───── Data for this exercise

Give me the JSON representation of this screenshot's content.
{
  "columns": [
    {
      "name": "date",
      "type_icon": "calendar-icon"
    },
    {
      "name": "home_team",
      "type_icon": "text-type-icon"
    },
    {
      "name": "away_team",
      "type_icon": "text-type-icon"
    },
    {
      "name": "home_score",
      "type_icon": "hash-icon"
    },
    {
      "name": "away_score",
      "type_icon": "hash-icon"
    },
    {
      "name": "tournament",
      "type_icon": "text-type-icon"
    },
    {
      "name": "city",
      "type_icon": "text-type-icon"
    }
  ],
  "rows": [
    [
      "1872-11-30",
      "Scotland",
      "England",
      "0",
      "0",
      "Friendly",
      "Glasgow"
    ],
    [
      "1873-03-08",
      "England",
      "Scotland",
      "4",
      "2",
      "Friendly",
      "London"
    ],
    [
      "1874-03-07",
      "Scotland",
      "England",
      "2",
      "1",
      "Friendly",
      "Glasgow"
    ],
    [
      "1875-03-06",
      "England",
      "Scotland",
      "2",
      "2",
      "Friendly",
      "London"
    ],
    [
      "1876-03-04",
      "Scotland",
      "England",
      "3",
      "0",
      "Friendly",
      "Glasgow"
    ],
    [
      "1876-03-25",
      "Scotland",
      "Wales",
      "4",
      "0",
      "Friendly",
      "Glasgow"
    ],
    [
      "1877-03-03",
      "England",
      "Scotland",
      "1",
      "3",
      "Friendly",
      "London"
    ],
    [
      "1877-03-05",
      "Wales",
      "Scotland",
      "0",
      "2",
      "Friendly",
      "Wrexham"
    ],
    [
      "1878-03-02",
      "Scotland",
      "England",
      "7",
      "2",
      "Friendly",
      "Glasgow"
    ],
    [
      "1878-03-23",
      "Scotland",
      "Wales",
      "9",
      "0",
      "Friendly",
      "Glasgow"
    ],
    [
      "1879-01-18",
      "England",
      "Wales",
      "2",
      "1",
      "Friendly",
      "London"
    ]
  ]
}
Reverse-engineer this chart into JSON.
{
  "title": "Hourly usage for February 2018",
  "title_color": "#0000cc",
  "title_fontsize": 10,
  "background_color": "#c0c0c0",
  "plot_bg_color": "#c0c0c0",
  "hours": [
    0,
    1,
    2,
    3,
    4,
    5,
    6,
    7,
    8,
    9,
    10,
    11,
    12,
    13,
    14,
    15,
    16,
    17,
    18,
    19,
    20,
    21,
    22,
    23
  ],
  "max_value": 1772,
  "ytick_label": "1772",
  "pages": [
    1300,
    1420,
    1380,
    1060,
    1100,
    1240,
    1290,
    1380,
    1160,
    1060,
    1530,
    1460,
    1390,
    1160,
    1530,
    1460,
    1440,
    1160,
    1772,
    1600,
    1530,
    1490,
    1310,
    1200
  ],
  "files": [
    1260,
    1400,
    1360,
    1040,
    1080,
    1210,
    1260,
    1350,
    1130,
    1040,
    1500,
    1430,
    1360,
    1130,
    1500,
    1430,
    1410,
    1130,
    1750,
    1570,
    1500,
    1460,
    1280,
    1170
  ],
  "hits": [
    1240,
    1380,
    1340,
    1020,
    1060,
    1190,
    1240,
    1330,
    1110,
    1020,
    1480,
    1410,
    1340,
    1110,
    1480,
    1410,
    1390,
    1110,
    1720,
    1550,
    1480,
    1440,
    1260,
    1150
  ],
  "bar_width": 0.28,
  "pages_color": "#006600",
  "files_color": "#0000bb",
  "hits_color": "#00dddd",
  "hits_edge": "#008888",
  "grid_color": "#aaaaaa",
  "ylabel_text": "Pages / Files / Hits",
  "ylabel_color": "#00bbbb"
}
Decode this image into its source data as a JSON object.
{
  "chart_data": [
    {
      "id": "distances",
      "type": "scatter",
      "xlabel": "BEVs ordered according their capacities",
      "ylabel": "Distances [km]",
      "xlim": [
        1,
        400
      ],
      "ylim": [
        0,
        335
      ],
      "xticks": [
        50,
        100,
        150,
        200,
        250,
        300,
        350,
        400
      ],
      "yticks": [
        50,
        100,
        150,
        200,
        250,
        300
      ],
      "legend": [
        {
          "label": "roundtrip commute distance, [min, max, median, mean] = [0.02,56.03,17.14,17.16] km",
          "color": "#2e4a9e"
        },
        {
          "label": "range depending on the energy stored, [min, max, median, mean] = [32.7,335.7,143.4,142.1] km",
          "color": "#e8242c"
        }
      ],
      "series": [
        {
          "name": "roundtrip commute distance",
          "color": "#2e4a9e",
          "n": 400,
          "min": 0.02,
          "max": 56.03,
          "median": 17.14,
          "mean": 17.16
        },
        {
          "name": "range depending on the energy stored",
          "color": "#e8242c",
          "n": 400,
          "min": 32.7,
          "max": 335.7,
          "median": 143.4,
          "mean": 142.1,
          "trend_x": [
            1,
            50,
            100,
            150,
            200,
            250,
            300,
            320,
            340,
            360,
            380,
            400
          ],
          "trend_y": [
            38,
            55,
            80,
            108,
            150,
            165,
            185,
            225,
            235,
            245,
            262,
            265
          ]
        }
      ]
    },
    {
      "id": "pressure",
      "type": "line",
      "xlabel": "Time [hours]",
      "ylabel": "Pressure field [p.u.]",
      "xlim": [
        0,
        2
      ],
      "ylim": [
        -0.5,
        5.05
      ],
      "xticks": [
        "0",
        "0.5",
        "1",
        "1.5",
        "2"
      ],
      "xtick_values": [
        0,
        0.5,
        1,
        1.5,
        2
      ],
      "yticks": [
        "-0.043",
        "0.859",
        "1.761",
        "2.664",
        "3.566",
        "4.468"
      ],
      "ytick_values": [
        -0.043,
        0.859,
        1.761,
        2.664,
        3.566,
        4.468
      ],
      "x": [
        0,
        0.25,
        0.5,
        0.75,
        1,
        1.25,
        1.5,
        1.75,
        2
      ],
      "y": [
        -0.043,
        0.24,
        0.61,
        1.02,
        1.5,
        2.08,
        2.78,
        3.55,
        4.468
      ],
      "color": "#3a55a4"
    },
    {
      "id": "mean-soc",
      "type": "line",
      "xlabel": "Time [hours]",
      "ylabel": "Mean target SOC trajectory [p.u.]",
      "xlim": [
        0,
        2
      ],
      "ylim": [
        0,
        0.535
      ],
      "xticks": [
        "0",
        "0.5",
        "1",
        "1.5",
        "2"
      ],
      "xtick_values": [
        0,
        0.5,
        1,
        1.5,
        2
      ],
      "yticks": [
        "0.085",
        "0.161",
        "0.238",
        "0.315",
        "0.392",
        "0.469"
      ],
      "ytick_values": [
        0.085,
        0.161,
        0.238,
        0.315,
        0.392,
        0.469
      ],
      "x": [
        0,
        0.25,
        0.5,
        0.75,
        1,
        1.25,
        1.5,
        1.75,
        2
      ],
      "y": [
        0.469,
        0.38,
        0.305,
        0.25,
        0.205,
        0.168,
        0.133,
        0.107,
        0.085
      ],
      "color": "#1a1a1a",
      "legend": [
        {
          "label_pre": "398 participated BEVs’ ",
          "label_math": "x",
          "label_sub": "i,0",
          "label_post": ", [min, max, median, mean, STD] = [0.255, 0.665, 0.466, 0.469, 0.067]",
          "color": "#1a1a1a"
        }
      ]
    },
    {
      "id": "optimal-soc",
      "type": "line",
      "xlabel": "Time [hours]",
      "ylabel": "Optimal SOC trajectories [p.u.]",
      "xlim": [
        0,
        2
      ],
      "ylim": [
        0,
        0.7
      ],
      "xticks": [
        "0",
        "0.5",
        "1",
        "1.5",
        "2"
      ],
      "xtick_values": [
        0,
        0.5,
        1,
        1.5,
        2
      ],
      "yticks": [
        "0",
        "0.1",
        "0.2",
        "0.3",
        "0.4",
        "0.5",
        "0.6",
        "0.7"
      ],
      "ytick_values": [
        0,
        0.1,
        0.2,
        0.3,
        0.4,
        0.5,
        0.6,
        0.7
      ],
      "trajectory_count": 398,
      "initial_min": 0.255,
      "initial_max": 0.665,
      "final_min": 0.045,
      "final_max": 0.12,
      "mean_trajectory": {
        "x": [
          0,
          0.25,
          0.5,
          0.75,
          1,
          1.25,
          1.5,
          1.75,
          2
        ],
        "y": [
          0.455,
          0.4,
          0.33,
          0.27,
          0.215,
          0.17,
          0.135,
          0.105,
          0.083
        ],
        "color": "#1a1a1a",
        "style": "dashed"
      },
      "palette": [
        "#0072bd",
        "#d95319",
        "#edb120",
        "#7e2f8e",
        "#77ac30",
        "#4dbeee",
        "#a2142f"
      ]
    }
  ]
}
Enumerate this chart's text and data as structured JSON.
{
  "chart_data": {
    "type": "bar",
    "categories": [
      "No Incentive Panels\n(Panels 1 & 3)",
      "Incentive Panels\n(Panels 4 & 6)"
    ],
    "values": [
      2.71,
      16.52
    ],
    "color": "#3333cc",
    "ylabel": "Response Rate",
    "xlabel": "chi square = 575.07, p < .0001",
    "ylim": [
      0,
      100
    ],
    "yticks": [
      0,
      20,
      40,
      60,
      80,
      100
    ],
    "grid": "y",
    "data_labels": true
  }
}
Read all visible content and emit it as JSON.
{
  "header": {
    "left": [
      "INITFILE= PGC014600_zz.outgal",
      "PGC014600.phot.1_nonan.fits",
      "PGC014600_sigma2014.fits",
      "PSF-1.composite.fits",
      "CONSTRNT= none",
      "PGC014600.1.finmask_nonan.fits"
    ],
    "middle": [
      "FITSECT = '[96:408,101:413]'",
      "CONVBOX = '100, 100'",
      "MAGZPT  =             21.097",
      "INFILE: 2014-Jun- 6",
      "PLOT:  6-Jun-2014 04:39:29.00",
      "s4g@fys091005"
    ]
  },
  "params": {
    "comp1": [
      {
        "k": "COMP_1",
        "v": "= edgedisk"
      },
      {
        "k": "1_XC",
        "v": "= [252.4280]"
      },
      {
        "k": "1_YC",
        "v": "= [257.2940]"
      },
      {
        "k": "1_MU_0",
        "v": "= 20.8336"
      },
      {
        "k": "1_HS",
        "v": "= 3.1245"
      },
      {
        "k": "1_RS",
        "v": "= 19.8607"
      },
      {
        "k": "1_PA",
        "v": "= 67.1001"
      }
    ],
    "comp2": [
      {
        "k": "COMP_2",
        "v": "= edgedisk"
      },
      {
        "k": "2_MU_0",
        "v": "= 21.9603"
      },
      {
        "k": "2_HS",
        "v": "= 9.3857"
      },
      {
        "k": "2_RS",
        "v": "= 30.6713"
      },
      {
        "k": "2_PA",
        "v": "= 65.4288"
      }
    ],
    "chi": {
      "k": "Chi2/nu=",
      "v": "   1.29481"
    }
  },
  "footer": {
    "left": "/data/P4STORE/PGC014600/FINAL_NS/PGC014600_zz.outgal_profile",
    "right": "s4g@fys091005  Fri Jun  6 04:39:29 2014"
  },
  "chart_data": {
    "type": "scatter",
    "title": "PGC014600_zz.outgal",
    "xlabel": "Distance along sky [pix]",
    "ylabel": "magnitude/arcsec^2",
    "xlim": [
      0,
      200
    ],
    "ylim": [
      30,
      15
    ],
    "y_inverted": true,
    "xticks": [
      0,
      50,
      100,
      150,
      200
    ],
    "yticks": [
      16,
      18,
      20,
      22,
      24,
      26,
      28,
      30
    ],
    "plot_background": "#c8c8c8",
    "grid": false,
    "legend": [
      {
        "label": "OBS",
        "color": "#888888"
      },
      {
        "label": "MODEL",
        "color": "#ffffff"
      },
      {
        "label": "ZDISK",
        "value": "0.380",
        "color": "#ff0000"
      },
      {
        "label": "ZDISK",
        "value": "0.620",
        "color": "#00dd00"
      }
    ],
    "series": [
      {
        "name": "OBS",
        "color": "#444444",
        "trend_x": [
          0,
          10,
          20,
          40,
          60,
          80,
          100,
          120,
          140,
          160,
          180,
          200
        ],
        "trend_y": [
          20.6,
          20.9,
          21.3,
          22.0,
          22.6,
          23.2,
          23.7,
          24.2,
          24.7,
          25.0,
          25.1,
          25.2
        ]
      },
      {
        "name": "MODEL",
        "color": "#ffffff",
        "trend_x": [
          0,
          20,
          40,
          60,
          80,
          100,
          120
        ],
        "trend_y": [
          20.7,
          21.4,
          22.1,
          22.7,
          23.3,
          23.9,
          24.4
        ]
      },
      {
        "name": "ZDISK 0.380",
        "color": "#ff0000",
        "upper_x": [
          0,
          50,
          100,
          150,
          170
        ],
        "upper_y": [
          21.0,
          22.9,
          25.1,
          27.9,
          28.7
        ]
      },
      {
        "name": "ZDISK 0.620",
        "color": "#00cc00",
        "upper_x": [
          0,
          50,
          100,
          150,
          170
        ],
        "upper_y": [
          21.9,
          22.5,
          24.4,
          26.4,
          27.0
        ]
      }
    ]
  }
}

──────────

● **Set problem**
Write out every line of the data that holds the word "depending".

● **Solution**
          "label": "range depending on the energy stored, [min, max, median, mean] = [32.7,335.7,143.4,142.1] km",
          "name": "range depending on the energy stored",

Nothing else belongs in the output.